Nothing may be dropped or altered: reproduce all the data.
begin Dataset records
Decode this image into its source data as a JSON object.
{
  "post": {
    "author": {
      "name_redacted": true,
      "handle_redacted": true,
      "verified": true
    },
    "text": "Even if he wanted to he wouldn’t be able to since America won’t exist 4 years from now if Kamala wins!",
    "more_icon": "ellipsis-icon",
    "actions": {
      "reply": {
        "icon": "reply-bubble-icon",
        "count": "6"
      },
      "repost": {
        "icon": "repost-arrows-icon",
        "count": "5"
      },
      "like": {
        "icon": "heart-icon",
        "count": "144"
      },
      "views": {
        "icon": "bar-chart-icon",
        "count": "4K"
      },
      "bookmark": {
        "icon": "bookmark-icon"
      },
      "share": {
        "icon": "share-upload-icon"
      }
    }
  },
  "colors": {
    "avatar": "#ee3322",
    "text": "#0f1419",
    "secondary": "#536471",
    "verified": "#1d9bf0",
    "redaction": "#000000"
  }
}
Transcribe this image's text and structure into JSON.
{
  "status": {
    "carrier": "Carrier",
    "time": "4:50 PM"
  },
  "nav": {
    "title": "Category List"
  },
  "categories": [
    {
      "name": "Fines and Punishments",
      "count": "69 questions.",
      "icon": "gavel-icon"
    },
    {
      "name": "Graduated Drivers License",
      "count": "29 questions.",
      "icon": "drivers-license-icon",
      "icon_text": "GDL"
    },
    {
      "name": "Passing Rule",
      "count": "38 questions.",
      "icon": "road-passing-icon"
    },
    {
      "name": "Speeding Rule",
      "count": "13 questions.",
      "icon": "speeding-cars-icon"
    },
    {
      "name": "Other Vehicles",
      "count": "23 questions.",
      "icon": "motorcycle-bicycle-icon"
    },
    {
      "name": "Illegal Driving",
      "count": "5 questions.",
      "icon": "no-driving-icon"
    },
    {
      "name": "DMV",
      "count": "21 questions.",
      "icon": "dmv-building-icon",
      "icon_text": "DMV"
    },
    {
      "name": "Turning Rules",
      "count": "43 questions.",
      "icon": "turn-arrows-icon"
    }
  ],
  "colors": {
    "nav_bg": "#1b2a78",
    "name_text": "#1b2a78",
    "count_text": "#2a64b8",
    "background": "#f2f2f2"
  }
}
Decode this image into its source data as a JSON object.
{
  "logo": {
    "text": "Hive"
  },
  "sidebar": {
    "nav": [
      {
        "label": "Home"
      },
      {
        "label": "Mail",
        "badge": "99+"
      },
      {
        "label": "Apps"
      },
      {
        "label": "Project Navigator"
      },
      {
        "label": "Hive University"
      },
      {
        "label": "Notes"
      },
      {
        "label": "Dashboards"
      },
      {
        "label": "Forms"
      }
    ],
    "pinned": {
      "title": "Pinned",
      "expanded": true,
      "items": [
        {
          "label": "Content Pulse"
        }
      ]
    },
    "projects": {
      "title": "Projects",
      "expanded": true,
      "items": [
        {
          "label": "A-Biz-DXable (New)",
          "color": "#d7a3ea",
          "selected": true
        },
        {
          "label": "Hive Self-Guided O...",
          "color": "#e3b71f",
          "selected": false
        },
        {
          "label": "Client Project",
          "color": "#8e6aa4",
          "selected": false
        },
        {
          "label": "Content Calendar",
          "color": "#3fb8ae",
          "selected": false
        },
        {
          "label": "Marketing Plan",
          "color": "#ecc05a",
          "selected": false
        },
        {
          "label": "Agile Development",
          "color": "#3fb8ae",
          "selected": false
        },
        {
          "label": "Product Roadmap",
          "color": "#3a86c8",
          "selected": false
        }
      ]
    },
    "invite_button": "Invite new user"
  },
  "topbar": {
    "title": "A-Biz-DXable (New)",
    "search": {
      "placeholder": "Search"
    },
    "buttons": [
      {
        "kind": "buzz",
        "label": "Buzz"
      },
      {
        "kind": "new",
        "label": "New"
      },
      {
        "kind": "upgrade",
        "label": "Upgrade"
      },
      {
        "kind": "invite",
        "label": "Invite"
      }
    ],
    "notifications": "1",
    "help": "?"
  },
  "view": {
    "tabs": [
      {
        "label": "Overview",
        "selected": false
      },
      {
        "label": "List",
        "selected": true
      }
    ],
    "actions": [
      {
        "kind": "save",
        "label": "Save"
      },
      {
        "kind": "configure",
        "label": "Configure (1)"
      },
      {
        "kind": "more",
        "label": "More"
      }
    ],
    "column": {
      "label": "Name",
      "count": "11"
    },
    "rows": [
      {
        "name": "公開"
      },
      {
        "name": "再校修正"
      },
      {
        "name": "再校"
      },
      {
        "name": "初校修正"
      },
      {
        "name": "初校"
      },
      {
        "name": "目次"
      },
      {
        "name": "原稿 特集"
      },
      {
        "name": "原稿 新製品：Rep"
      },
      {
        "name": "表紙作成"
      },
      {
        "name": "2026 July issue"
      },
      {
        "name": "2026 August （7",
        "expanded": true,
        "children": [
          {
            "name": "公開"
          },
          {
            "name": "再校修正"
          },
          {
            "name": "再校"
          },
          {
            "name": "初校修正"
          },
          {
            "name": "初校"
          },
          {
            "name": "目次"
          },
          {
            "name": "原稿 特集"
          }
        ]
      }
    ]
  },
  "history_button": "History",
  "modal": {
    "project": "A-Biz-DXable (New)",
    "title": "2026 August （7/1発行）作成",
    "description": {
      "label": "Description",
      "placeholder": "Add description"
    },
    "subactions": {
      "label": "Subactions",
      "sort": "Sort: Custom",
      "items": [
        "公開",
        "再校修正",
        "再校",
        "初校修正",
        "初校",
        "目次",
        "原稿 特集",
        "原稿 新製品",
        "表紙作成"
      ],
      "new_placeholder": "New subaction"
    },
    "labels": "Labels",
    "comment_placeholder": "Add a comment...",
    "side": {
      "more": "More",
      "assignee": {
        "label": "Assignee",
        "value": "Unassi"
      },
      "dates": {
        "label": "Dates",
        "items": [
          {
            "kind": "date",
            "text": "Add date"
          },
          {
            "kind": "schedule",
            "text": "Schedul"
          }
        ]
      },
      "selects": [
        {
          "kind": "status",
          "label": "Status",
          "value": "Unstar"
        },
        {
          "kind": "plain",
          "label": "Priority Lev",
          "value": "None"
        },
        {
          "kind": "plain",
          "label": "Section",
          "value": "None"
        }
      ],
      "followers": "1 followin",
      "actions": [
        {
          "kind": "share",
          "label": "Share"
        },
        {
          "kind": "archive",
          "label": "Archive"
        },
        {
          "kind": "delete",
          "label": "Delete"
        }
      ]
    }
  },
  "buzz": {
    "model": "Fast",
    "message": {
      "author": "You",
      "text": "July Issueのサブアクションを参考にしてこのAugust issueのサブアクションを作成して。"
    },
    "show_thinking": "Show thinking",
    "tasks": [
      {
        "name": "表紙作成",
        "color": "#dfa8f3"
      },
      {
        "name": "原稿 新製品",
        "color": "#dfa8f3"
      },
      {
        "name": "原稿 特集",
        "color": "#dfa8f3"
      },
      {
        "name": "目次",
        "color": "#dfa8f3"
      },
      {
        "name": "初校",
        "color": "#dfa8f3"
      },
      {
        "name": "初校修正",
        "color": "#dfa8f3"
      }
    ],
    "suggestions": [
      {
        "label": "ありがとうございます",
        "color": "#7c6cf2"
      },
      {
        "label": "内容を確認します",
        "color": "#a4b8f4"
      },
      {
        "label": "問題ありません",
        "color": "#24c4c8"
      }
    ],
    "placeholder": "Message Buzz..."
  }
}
end Dataset records
- **The solution**:
Decode this image into its source data as a JSON object.
{
  "post": {
    "author": {
      "name_redacted": true,
      "handle_redacted": true,
      "verified": true
    },
    "text": "Even if he wanted to he wouldn’t be able to since America won’t exist 4 years from now if Kamala wins!",
    "more_icon": "ellipsis-icon",
    "actions": {
      "reply": {
        "icon": "reply-bubble-icon",
        "count": "6"
      },
      "repost": {
        "icon": "repost-arrows-icon",
        "count": "5"
      },
      "like": {
        "icon": "heart-icon",
        "count": "144"
      },
      "views": {
        "icon": "bar-chart-icon",
        "count": "4K"
      },
      "bookmark": {
        "icon": "bookmark-icon"
      },
      "share": {
        "icon": "share-upload-icon"
      }
    }
  },
  "colors": {
    "avatar": "#ee3322",
    "text": "#0f1419",
    "secondary": "#536471",
    "verified": "#1d9bf0",
    "redaction": "#000000"
  }
}
Transcribe this image's text and structure into JSON.
{
  "status": {
    "carrier": "Carrier",
    "time": "4:50 PM"
  },
  "nav": {
    "title": "Category List"
  },
  "categories": [
    {
      "name": "Fines and Punishments",
      "count": "69 questions.",
      "icon": "gavel-icon"
    },
    {
      "name": "Graduated Drivers License",
      "count": "29 questions.",
      "icon": "drivers-license-icon",
      "icon_text": "GDL"
    },
    {
      "name": "Passing Rule",
      "count": "38 questions.",
      "icon": "road-passing-icon"
    },
    {
      "name": "Speeding Rule",
      "count": "13 questions.",
      "icon": "speeding-cars-icon"
    },
    {
      "name": "Other Vehicles",
      "count": "23 questions.",
      "icon": "motorcycle-bicycle-icon"
    },
    {
      "name": "Illegal Driving",
      "count": "5 questions.",
      "icon": "no-driving-icon"
    },
    {
      "name": "DMV",
      "count": "21 questions.",
      "icon": "dmv-building-icon",
      "icon_text": "DMV"
    },
    {
      "name": "Turning Rules",
      "count": "43 questions.",
      "icon": "turn-arrows-icon"
    }
  ],
  "colors": {
    "nav_bg": "#1b2a78",
    "name_text": "#1b2a78",
    "count_text": "#2a64b8",
    "background": "#f2f2f2"
  }
}
Decode this image into its source data as a JSON object.
{
  "logo": {
    "text": "Hive"
  },
  "sidebar": {
    "nav": [
      {
        "label": "Home"
      },
      {
        "label": "Mail",
        "badge": "99+"
      },
      {
        "label": "Apps"
      },
      {
        "label": "Project Navigator"
      },
      {
        "label": "Hive University"
      },
      {
        "label": "Notes"
      },
      {
        "label": "Dashboards"
      },
      {
        "label": "Forms"
      }
    ],
    "pinned": {
      "title": "Pinned",
      "expanded": true,
      "items": [
        {
          "label": "Content Pulse"
        }
      ]
    },
    "projects": {
      "title": "Projects",
      "expanded": true,
      "items": [
        {
          "label": "A-Biz-DXable (New)",
          "color": "#d7a3ea",
          "selected": true
        },
        {
          "label": "Hive Self-Guided O...",
          "color": "#e3b71f",
          "selected": false
        },
        {
          "label": "Client Project",
          "color": "#8e6aa4",
          "selected": false
        },
        {
          "label": "Content Calendar",
          "color": "#3fb8ae",
          "selected": false
        },
        {
          "label": "Marketing Plan",
          "color": "#ecc05a",
          "selected": false
        },
        {
          "label": "Agile Development",
          "color": "#3fb8ae",
          "selected": false
        },
        {
          "label": "Product Roadmap",
          "color": "#3a86c8",
          "selected": false
        }
      ]
    },
    "invite_button": "Invite new user"
  },
  "topbar": {
    "title": "A-Biz-DXable (New)",
    "search": {
      "placeholder": "Search"
    },
    "buttons": [
      {
        "kind": "buzz",
        "label": "Buzz"
      },
      {
        "kind": "new",
        "label": "New"
      },
      {
        "kind": "upgrade",
        "label": "Upgrade"
      },
      {
        "kind": "invite",
        "label": "Invite"
      }
    ],
    "notifications": "1",
    "help": "?"
  },
  "view": {
    "tabs": [
      {
        "label": "Overview",
        "selected": false
      },
      {
        "label": "List",
        "selected": true
      }
    ],
    "actions": [
      {
        "kind": "save",
        "label": "Save"
      },
      {
        "kind": "configure",
        "label": "Configure (1)"
      },
      {
        "kind": "more",
        "label": "More"
      }
    ],
    "column": {
      "label": "Name",
      "count": "11"
    },
    "rows": [
      {
        "name": "公開"
      },
      {
        "name": "再校修正"
      },
      {
        "name": "再校"
      },
      {
        "name": "初校修正"
      },
      {
        "name": "初校"
      },
      {
        "name": "目次"
      },
      {
        "name": "原稿 特集"
      },
      {
        "name": "原稿 新製品：Rep"
      },
      {
        "name": "表紙作成"
      },
      {
        "name": "2026 July issue"
      },
      {
        "name": "2026 August （7",
        "expanded": true,
        "children": [
          {
            "name": "公開"
          },
          {
            "name": "再校修正"
          },
          {
            "name": "再校"
          },
          {
            "name": "初校修正"
          },
          {
            "name": "初校"
          },
          {
            "name": "目次"
          },
          {
            "name": "原稿 特集"
          }
        ]
      }
    ]
  },
  "history_button": "History",
  "modal": {
    "project": "A-Biz-DXable (New)",
    "title": "2026 August （7/1発行）作成",
    "description": {
      "label": "Description",
      "placeholder": "Add description"
    },
    "subactions": {
      "label": "Subactions",
      "sort": "Sort: Custom",
      "items": [
        "公開",
        "再校修正",
        "再校",
        "初校修正",
        "初校",
        "目次",
        "原稿 特集",
        "原稿 新製品",
        "表紙作成"
      ],
      "new_placeholder": "New subaction"
    },
    "labels": "Labels",
    "comment_placeholder": "Add a comment...",
    "side": {
      "more": "More",
      "assignee": {
        "label": "Assignee",
        "value": "Unassi"
      },
      "dates": {
        "label": "Dates",
        "items": [
          {
            "kind": "date",
            "text": "Add date"
          },
          {
            "kind": "schedule",
            "text": "Schedul"
          }
        ]
      },
      "selects": [
        {
          "kind": "status",
          "label": "Status",
          "value": "Unstar"
        },
        {
          "kind": "plain",
          "label": "Priority Lev",
          "value": "None"
        },
        {
          "kind": "plain",
          "label": "Section",
          "value": "None"
        }
      ],
      "followers": "1 followin",
      "actions": [
        {
          "kind": "share",
          "label": "Share"
        },
        {
          "kind": "archive",
          "label": "Archive"
        },
        {
          "kind": "delete",
          "label": "Delete"
        }
      ]
    }
  },
  "buzz": {
    "model": "Fast",
    "message": {
      "author": "You",
      "text": "July Issueのサブアクションを参考にしてこのAugust issueのサブアクションを作成して。"
    },
    "show_thinking": "Show thinking",
    "tasks": [
      {
        "name": "表紙作成",
        "color": "#dfa8f3"
      },
      {
        "name": "原稿 新製品",
        "color": "#dfa8f3"
      },
      {
        "name": "原稿 特集",
        "color": "#dfa8f3"
      },
      {
        "name": "目次",
        "color": "#dfa8f3"
      },
      {
        "name": "初校",
        "color": "#dfa8f3"
      },
      {
        "name": "初校修正",
        "color": "#dfa8f3"
      }
    ],
    "suggestions": [
      {
        "label": "ありがとうございます",
        "color": "#7c6cf2"
      },
      {
        "label": "内容を確認します",
        "color": "#a4b8f4"
      },
      {
        "label": "問題ありません",
        "color": "#24c4c8"
      }
    ],
    "placeholder": "Message Buzz..."
  }
}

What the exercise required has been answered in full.